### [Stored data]
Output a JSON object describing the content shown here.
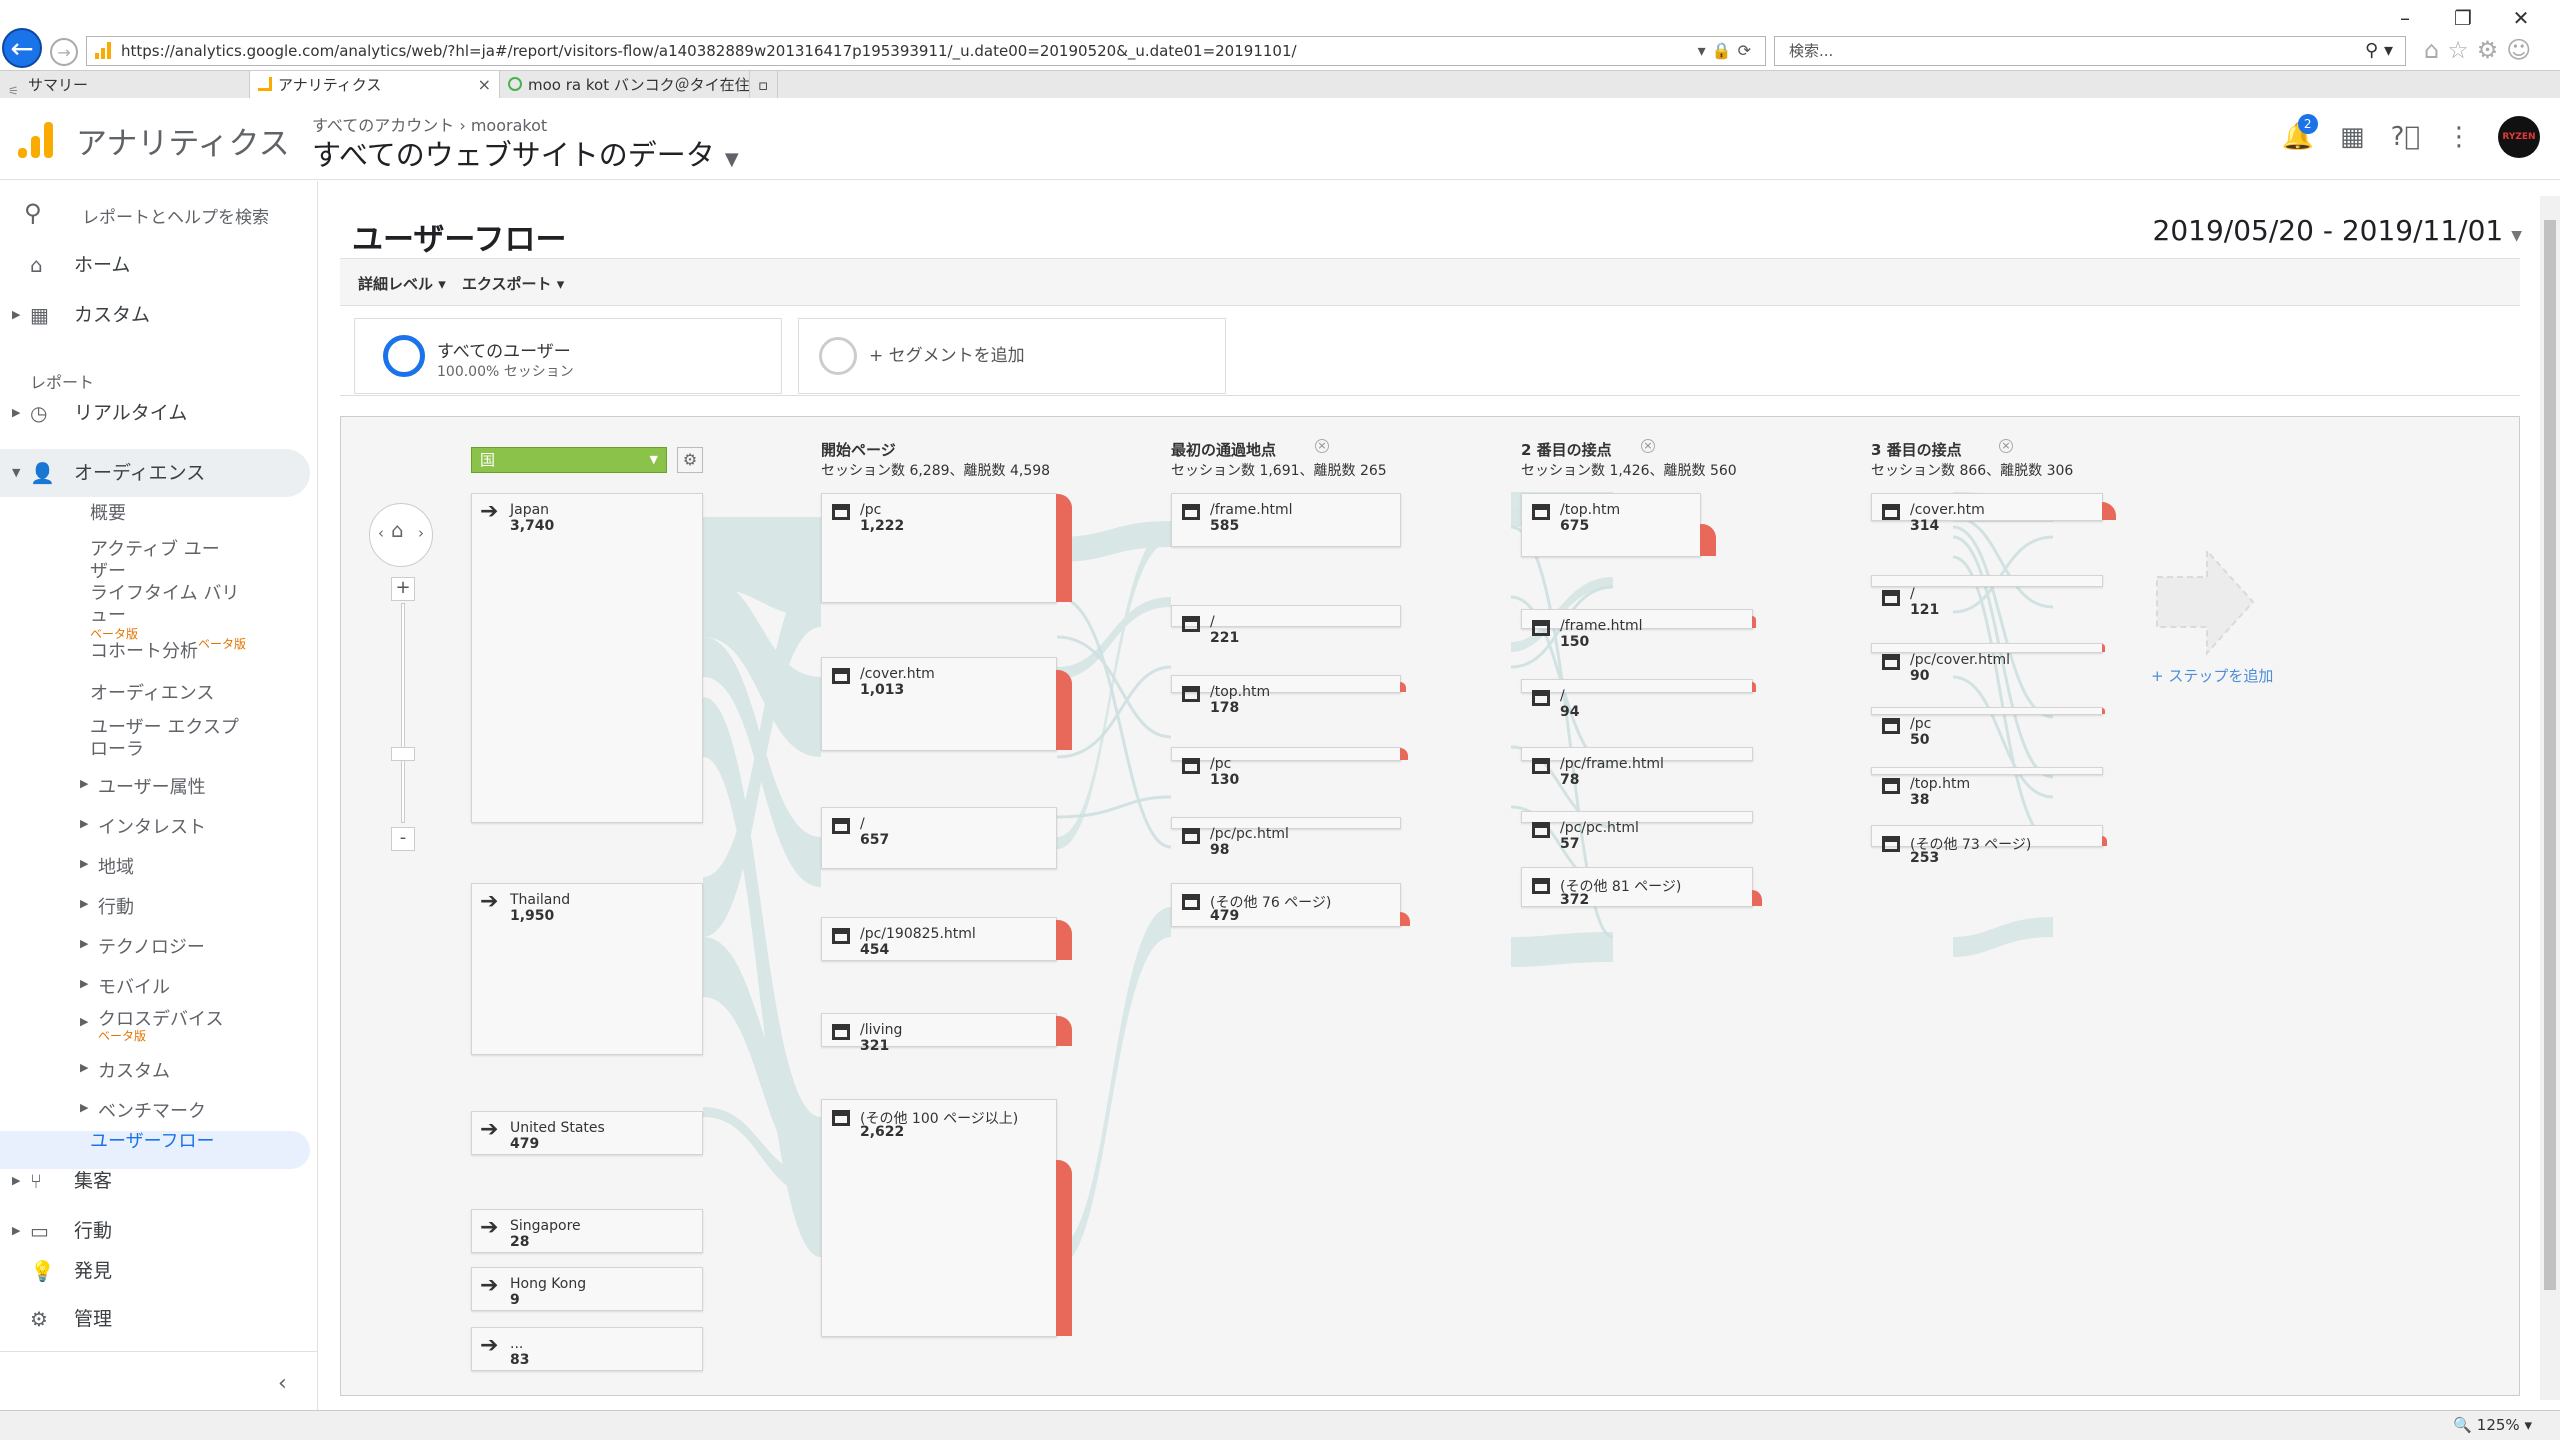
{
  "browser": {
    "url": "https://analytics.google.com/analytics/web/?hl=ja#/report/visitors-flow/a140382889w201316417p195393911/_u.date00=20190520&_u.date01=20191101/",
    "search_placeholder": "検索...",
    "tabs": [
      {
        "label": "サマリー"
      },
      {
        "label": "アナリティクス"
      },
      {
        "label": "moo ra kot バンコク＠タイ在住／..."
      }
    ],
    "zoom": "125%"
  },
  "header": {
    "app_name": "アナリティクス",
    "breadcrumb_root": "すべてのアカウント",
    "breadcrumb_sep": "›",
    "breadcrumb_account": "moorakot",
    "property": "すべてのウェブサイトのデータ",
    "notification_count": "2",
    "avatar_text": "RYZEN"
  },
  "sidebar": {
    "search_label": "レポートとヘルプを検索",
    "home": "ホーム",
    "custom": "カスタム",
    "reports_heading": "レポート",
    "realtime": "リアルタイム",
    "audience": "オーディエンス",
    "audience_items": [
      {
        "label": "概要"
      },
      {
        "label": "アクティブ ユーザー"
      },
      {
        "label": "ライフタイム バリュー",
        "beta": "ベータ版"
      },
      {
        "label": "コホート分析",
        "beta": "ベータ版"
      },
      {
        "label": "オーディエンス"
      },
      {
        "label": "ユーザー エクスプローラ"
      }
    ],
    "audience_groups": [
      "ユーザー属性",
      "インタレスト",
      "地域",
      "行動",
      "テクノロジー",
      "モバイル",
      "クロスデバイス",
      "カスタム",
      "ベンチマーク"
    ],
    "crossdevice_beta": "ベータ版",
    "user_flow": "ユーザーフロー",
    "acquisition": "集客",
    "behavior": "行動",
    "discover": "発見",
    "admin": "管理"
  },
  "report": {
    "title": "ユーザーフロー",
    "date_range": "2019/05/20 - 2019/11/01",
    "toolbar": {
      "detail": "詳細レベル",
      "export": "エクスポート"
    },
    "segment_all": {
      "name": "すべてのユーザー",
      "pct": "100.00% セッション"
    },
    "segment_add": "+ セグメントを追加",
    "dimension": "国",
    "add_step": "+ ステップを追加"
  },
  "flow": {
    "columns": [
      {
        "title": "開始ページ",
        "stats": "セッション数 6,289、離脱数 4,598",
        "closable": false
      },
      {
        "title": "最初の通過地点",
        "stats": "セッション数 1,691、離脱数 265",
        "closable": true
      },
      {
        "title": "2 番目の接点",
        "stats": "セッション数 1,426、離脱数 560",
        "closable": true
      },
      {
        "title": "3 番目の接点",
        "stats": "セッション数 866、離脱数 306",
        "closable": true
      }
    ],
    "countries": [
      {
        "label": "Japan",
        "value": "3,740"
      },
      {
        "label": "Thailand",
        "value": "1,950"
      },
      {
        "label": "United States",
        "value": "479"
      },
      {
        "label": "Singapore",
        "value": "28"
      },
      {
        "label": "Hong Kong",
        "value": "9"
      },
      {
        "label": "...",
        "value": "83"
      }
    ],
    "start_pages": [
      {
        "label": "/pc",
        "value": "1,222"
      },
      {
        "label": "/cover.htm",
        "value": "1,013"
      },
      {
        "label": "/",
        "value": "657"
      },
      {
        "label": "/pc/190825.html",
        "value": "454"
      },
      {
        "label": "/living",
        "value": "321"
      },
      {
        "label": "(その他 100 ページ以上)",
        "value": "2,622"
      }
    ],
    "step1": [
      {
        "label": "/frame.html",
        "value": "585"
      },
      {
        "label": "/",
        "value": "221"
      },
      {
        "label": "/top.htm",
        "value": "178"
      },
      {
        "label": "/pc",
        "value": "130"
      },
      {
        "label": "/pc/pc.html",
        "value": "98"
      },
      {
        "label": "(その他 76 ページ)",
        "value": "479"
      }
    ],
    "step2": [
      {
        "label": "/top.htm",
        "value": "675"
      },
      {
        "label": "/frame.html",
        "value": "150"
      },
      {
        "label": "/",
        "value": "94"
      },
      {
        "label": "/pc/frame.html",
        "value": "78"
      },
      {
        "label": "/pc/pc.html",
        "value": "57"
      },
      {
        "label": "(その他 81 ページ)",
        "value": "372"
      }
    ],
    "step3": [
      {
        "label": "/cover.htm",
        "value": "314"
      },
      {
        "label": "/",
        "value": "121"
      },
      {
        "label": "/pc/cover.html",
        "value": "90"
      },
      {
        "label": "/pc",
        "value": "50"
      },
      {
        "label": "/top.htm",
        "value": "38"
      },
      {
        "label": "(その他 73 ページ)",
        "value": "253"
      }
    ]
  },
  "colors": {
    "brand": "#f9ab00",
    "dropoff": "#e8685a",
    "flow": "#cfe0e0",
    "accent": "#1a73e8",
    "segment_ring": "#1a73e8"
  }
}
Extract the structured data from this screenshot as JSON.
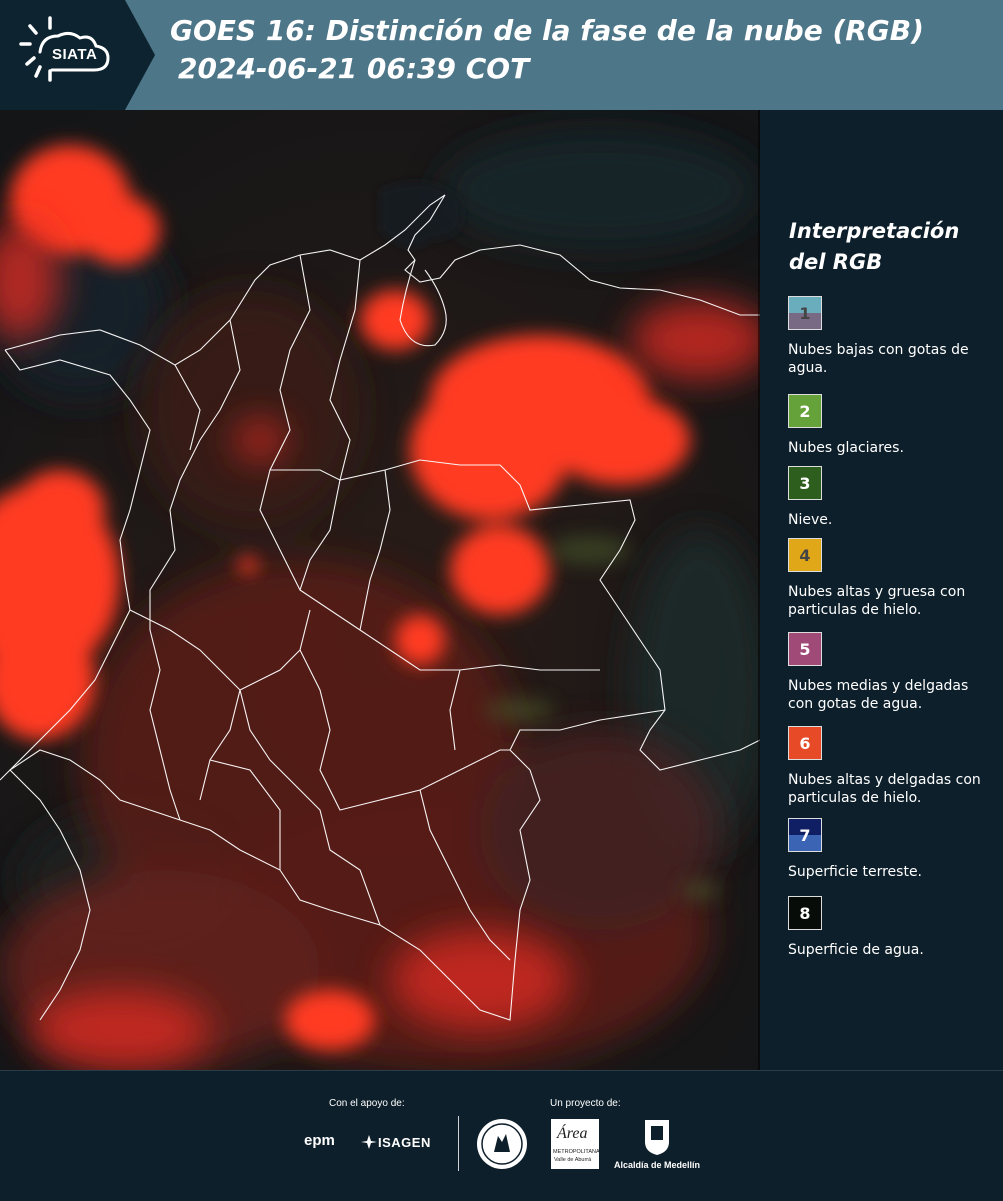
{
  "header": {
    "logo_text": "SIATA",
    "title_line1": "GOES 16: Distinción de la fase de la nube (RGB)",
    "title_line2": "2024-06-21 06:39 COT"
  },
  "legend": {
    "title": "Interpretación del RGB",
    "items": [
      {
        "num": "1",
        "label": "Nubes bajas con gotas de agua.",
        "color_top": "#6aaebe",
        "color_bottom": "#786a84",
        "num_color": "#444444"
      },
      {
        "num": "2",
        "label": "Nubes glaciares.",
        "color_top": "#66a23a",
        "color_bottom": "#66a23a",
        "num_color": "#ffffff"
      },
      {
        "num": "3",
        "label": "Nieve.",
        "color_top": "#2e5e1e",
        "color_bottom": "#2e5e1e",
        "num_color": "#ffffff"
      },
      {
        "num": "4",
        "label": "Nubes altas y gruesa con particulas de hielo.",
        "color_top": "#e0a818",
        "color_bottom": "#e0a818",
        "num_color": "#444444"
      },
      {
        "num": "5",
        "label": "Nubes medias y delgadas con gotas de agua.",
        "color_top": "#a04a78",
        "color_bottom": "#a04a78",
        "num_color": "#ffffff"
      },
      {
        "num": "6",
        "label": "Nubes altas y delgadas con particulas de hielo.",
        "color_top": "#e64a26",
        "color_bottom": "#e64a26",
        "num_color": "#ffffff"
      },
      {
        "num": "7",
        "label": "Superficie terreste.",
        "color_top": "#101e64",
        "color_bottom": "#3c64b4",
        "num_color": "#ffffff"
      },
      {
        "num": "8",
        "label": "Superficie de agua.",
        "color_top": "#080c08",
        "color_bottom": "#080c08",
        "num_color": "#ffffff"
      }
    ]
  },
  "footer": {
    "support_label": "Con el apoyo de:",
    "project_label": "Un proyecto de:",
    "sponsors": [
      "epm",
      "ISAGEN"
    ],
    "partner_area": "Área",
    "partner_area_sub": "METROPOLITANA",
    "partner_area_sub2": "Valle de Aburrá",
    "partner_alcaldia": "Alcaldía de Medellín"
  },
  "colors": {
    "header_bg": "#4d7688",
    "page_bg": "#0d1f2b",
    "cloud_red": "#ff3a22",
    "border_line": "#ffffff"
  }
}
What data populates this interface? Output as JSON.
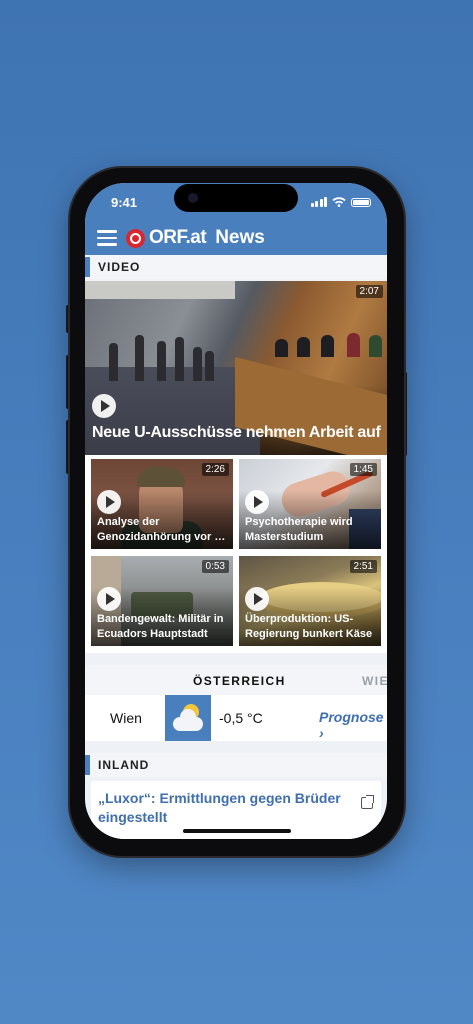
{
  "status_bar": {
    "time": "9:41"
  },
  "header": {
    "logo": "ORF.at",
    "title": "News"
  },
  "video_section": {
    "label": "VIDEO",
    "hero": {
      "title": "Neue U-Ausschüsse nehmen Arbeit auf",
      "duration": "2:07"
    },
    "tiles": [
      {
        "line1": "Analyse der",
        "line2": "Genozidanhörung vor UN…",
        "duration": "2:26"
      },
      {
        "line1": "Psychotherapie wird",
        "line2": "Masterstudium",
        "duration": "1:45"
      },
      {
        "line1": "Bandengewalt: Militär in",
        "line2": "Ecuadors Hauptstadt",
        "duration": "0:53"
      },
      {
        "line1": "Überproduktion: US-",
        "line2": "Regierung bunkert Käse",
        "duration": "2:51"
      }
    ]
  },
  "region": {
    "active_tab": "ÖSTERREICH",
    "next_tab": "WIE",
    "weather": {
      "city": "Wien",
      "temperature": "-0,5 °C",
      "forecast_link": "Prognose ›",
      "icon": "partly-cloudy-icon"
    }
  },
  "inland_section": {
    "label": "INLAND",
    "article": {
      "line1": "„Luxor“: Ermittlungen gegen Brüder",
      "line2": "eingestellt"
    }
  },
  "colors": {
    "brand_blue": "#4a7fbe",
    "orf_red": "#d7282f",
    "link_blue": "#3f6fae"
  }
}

### [Written problem]
Report every line containing the word "stats" from the listing above.

### [Full answer]
        "stats": "セッション数 6,289、離脱数 4,598",
        "stats": "セッション数 1,691、離脱数 265",
        "stats": "セッション数 1,426、離脱数 560",
        "stats": "セッション数 866、離脱数 306",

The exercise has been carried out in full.